=== RECORD EXCERPTS ===

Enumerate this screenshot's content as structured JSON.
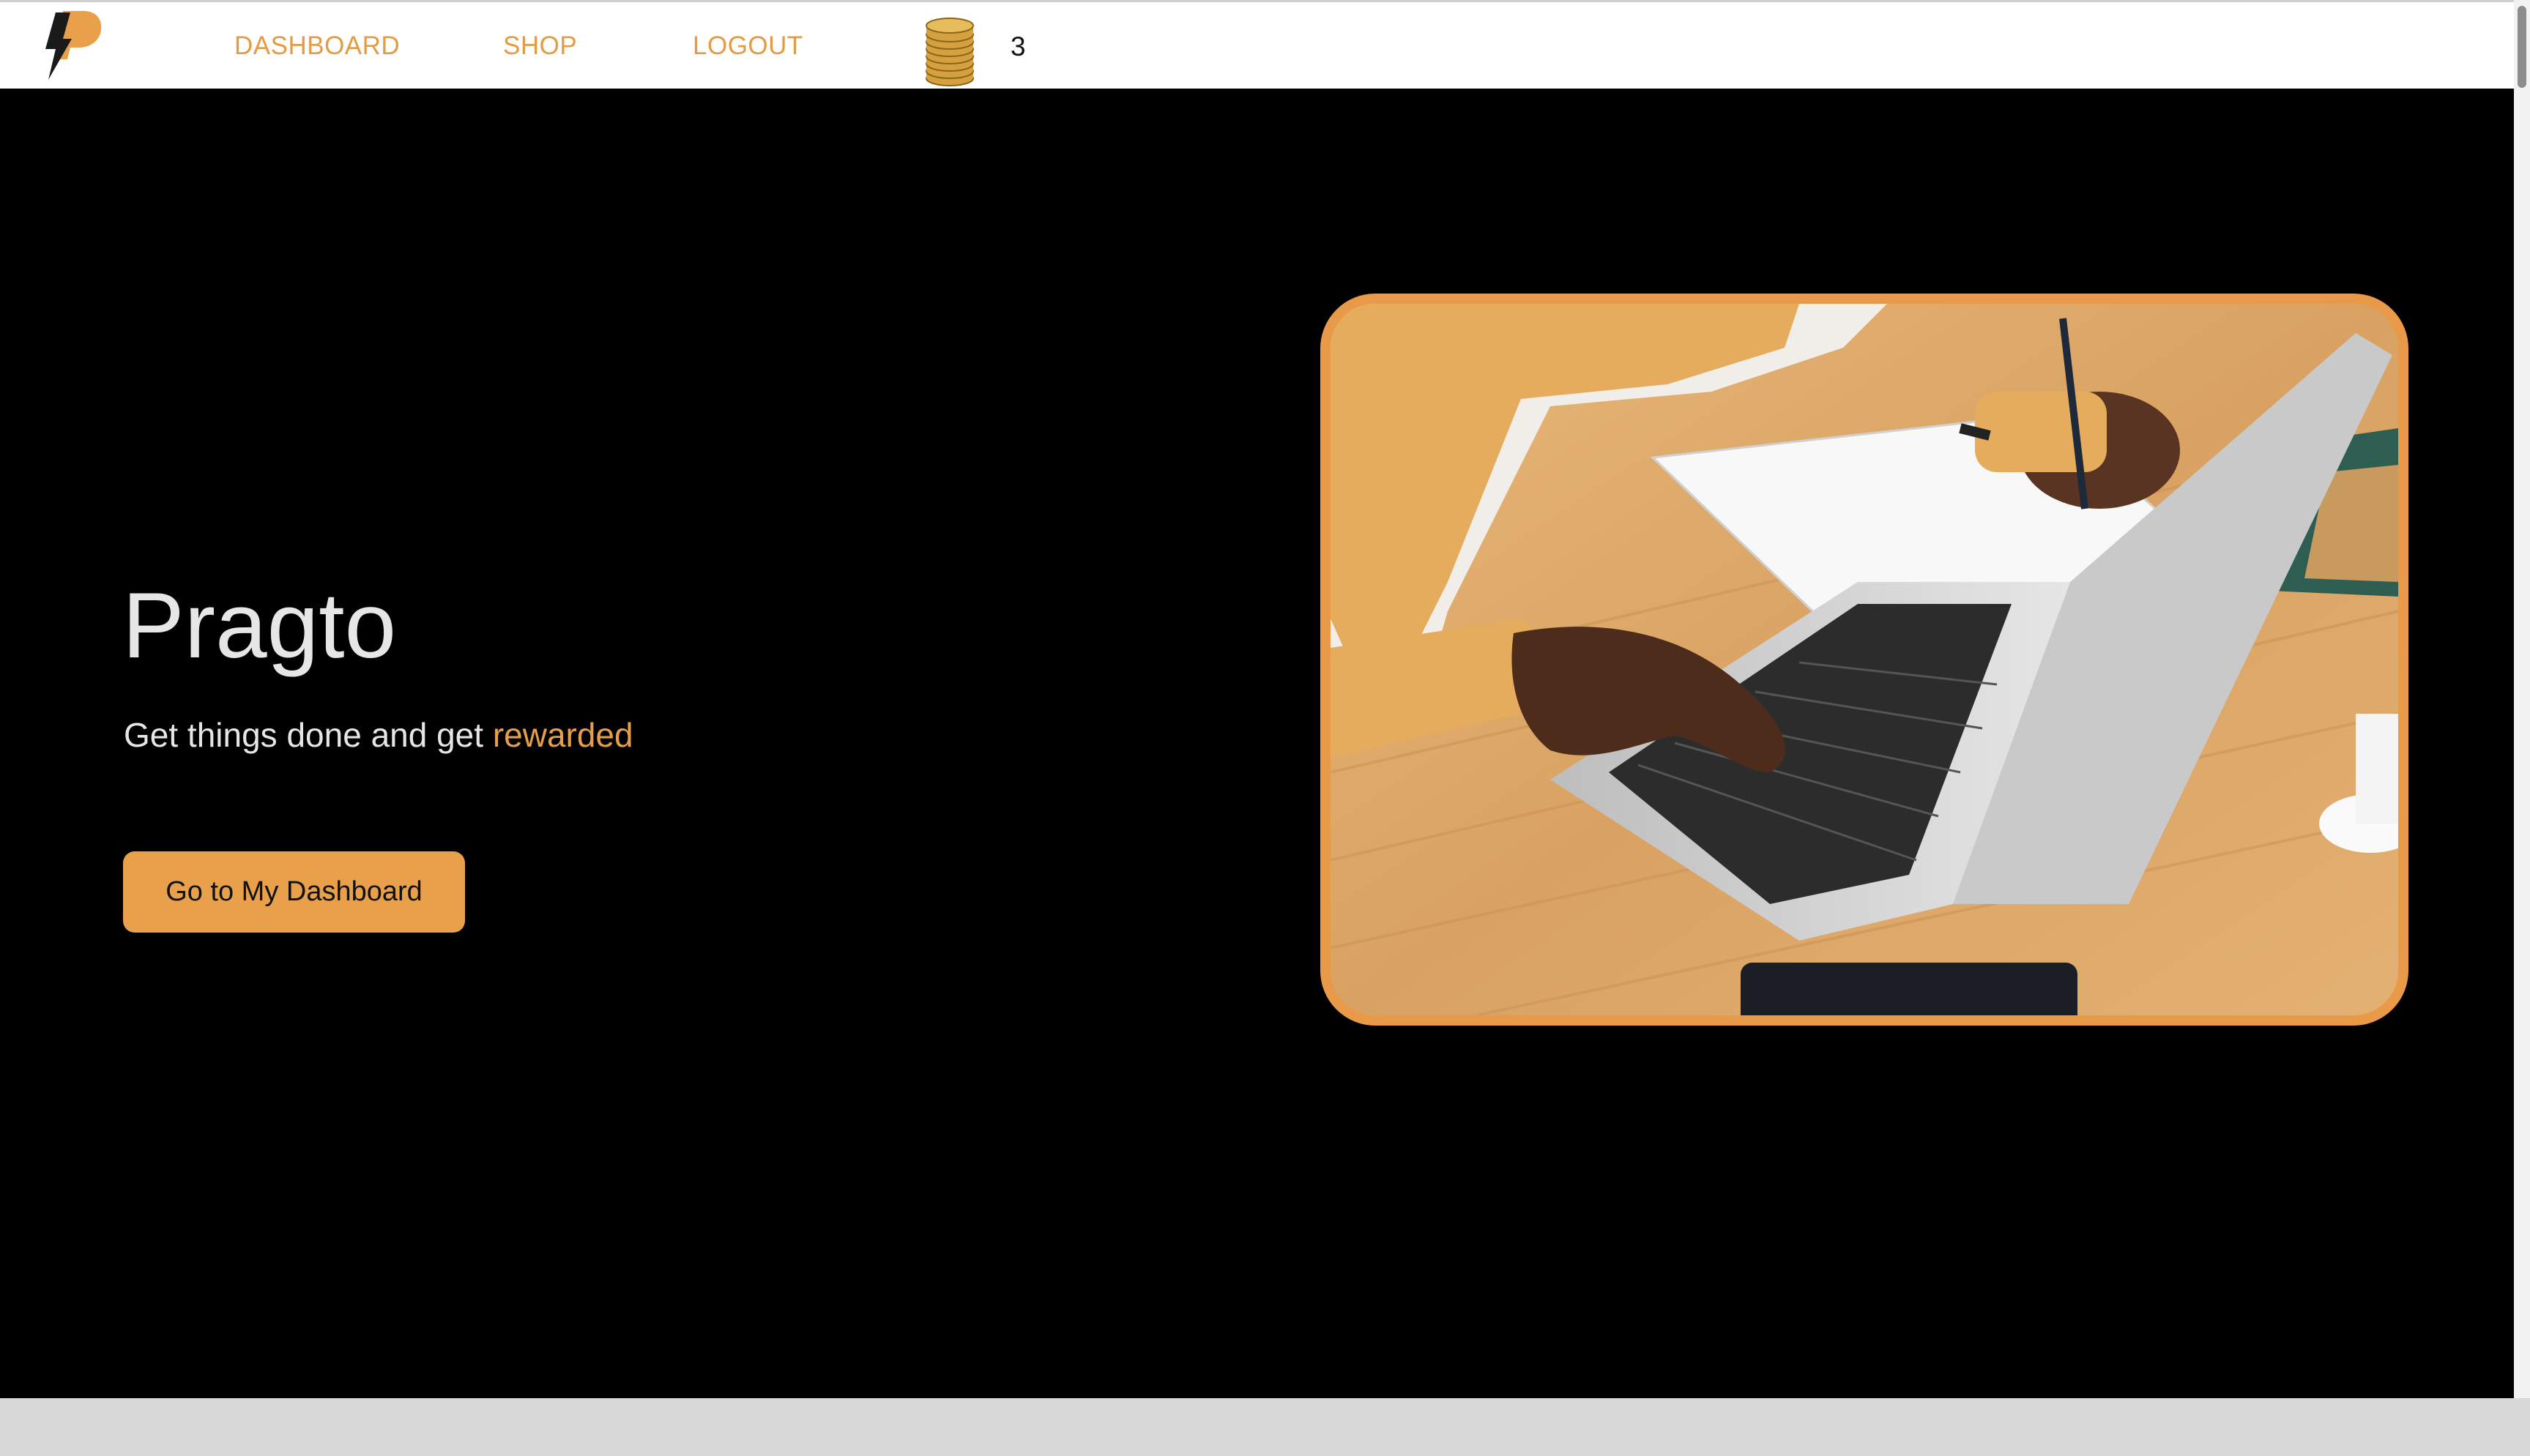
{
  "nav": {
    "logo_icon": "pragto-logo-icon",
    "links": [
      "DASHBOARD",
      "SHOP",
      "LOGOUT"
    ],
    "coins_icon": "coin-stack-icon",
    "coin_count": "3"
  },
  "hero": {
    "title": "Pragto",
    "subtitle_prefix": "Get things done and get ",
    "subtitle_accent": "rewarded",
    "cta_label": "Go to My Dashboard",
    "image_icon": "laptop-hands-photo"
  },
  "colors": {
    "accent": "#e8a04b",
    "background": "#000000",
    "nav_background": "#ffffff",
    "text_light": "#e6e6e6"
  }
}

===

**EXERCISE OBJECTIVE:** Each record above is to be restated exactly, with its pictures removed from the copy.

**SOLVED EXERCISE:**
Enumerate this screenshot's content as structured JSON.
{
  "nav": {
    "logo_icon": "pragto-logo-icon",
    "links": [
      "DASHBOARD",
      "SHOP",
      "LOGOUT"
    ],
    "coins_icon": "coin-stack-icon",
    "coin_count": "3"
  },
  "hero": {
    "title": "Pragto",
    "subtitle_prefix": "Get things done and get ",
    "subtitle_accent": "rewarded",
    "cta_label": "Go to My Dashboard",
    "image_icon": "laptop-hands-photo"
  },
  "colors": {
    "accent": "#e8a04b",
    "background": "#000000",
    "nav_background": "#ffffff",
    "text_light": "#e6e6e6"
  }
}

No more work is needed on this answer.